Task prompt
What follows is a listing; give it again exactly, in its entirety.

(Dataset listings of figures)
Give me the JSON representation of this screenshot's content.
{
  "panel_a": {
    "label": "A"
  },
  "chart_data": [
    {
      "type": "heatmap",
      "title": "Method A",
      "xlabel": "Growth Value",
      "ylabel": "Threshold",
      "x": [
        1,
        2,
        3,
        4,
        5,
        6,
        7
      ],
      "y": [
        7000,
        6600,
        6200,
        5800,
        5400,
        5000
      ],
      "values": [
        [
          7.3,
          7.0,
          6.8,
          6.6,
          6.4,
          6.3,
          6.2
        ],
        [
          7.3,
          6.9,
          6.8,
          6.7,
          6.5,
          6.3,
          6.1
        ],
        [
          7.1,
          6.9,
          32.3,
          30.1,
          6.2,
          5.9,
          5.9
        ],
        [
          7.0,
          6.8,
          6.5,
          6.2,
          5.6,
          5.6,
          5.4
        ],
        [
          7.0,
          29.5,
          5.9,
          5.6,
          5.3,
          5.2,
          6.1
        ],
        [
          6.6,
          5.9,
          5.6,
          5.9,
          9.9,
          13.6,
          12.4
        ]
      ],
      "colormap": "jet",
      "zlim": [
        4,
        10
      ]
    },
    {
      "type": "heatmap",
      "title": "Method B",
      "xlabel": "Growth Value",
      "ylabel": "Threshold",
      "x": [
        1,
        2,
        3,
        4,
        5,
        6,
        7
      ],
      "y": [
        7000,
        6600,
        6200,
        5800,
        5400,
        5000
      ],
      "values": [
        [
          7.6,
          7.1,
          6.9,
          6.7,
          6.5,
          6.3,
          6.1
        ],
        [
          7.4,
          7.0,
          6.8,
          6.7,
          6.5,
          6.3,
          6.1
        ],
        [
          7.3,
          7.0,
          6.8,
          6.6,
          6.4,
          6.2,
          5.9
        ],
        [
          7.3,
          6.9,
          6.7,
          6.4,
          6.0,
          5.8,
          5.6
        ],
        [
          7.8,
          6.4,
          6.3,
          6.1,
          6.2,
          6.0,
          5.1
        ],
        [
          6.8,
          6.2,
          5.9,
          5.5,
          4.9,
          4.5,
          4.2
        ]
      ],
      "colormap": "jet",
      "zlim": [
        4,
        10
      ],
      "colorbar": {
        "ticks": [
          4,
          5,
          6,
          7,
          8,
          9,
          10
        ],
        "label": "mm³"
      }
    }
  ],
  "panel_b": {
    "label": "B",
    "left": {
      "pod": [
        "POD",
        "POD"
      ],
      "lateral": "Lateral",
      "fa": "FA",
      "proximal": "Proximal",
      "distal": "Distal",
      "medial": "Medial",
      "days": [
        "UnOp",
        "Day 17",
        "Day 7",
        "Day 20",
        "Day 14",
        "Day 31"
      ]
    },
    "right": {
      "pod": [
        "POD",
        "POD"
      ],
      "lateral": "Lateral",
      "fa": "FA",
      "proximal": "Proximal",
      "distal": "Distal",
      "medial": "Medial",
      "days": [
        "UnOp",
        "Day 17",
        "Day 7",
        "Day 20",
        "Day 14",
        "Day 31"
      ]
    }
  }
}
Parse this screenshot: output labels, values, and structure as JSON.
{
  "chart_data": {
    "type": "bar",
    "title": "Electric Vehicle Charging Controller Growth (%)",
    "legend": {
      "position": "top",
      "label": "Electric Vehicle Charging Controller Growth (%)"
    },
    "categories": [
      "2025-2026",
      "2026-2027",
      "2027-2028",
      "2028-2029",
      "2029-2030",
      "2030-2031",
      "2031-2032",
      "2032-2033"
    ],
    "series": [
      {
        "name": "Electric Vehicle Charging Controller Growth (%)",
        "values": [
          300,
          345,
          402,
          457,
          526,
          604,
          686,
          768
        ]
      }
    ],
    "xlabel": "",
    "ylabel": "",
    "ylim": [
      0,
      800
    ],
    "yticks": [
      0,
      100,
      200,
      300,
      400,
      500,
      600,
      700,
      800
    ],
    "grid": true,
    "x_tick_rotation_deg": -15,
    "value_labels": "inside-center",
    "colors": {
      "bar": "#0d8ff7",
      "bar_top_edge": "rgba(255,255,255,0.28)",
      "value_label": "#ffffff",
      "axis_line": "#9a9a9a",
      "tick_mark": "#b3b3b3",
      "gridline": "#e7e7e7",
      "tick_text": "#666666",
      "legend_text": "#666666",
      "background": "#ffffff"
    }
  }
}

Correct response
Give me the JSON representation of this screenshot's content.
{
  "panel_a": {
    "label": "A"
  },
  "chart_data": [
    {
      "type": "heatmap",
      "title": "Method A",
      "xlabel": "Growth Value",
      "ylabel": "Threshold",
      "x": [
        1,
        2,
        3,
        4,
        5,
        6,
        7
      ],
      "y": [
        7000,
        6600,
        6200,
        5800,
        5400,
        5000
      ],
      "values": [
        [
          7.3,
          7.0,
          6.8,
          6.6,
          6.4,
          6.3,
          6.2
        ],
        [
          7.3,
          6.9,
          6.8,
          6.7,
          6.5,
          6.3,
          6.1
        ],
        [
          7.1,
          6.9,
          32.3,
          30.1,
          6.2,
          5.9,
          5.9
        ],
        [
          7.0,
          6.8,
          6.5,
          6.2,
          5.6,
          5.6,
          5.4
        ],
        [
          7.0,
          29.5,
          5.9,
          5.6,
          5.3,
          5.2,
          6.1
        ],
        [
          6.6,
          5.9,
          5.6,
          5.9,
          9.9,
          13.6,
          12.4
        ]
      ],
      "colormap": "jet",
      "zlim": [
        4,
        10
      ]
    },
    {
      "type": "heatmap",
      "title": "Method B",
      "xlabel": "Growth Value",
      "ylabel": "Threshold",
      "x": [
        1,
        2,
        3,
        4,
        5,
        6,
        7
      ],
      "y": [
        7000,
        6600,
        6200,
        5800,
        5400,
        5000
      ],
      "values": [
        [
          7.6,
          7.1,
          6.9,
          6.7,
          6.5,
          6.3,
          6.1
        ],
        [
          7.4,
          7.0,
          6.8,
          6.7,
          6.5,
          6.3,
          6.1
        ],
        [
          7.3,
          7.0,
          6.8,
          6.6,
          6.4,
          6.2,
          5.9
        ],
        [
          7.3,
          6.9,
          6.7,
          6.4,
          6.0,
          5.8,
          5.6
        ],
        [
          7.8,
          6.4,
          6.3,
          6.1,
          6.2,
          6.0,
          5.1
        ],
        [
          6.8,
          6.2,
          5.9,
          5.5,
          4.9,
          4.5,
          4.2
        ]
      ],
      "colormap": "jet",
      "zlim": [
        4,
        10
      ],
      "colorbar": {
        "ticks": [
          4,
          5,
          6,
          7,
          8,
          9,
          10
        ],
        "label": "mm³"
      }
    }
  ],
  "panel_b": {
    "label": "B",
    "left": {
      "pod": [
        "POD",
        "POD"
      ],
      "lateral": "Lateral",
      "fa": "FA",
      "proximal": "Proximal",
      "distal": "Distal",
      "medial": "Medial",
      "days": [
        "UnOp",
        "Day 17",
        "Day 7",
        "Day 20",
        "Day 14",
        "Day 31"
      ]
    },
    "right": {
      "pod": [
        "POD",
        "POD"
      ],
      "lateral": "Lateral",
      "fa": "FA",
      "proximal": "Proximal",
      "distal": "Distal",
      "medial": "Medial",
      "days": [
        "UnOp",
        "Day 17",
        "Day 7",
        "Day 20",
        "Day 14",
        "Day 31"
      ]
    }
  }
}
Parse this screenshot: output labels, values, and structure as JSON.
{
  "chart_data": {
    "type": "bar",
    "title": "Electric Vehicle Charging Controller Growth (%)",
    "legend": {
      "position": "top",
      "label": "Electric Vehicle Charging Controller Growth (%)"
    },
    "categories": [
      "2025-2026",
      "2026-2027",
      "2027-2028",
      "2028-2029",
      "2029-2030",
      "2030-2031",
      "2031-2032",
      "2032-2033"
    ],
    "series": [
      {
        "name": "Electric Vehicle Charging Controller Growth (%)",
        "values": [
          300,
          345,
          402,
          457,
          526,
          604,
          686,
          768
        ]
      }
    ],
    "xlabel": "",
    "ylabel": "",
    "ylim": [
      0,
      800
    ],
    "yticks": [
      0,
      100,
      200,
      300,
      400,
      500,
      600,
      700,
      800
    ],
    "grid": true,
    "x_tick_rotation_deg": -15,
    "value_labels": "inside-center",
    "colors": {
      "bar": "#0d8ff7",
      "bar_top_edge": "rgba(255,255,255,0.28)",
      "value_label": "#ffffff",
      "axis_line": "#9a9a9a",
      "tick_mark": "#b3b3b3",
      "gridline": "#e7e7e7",
      "tick_text": "#666666",
      "legend_text": "#666666",
      "background": "#ffffff"
    }
  }
}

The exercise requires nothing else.